Repeat every record below exactly as written.

-----

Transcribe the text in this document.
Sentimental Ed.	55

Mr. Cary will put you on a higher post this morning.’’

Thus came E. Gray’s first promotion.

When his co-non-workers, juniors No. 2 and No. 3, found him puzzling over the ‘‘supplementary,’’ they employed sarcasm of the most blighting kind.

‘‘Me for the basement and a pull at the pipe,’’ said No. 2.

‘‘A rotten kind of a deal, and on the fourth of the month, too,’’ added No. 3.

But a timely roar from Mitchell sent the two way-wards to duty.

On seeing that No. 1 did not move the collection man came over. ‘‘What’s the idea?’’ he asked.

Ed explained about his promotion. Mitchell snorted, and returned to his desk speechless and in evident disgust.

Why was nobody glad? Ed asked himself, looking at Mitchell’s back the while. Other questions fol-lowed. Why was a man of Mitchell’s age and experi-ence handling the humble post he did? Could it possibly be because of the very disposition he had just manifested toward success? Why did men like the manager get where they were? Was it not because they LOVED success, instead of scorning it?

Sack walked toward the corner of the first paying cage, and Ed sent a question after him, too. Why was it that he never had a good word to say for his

-----

EXERCISE RESPONSE
Transcribe the text in this document.
Sentimental Ed.	55

Mr. Cary will put you on a higher post this morning.’’

Thus came E. Gray’s first promotion.

When his co-non-workers, juniors No. 2 and No. 3, found him puzzling over the ‘‘supplementary,’’ they employed sarcasm of the most blighting kind.

‘‘Me for the basement and a pull at the pipe,’’ said No. 2.

‘‘A rotten kind of a deal, and on the fourth of the month, too,’’ added No. 3.

But a timely roar from Mitchell sent the two way-wards to duty.

On seeing that No. 1 did not move the collection man came over. ‘‘What’s the idea?’’ he asked.

Ed explained about his promotion. Mitchell snorted, and returned to his desk speechless and in evident disgust.

Why was nobody glad? Ed asked himself, looking at Mitchell’s back the while. Other questions fol-lowed. Why was a man of Mitchell’s age and experi-ence handling the humble post he did? Could it possibly be because of the very disposition he had just manifested toward success? Why did men like the manager get where they were? Was it not because they LOVED success, instead of scorning it?

Sack walked toward the corner of the first paying cage, and Ed sent a question after him, too. Why was it that he never had a good word to say for his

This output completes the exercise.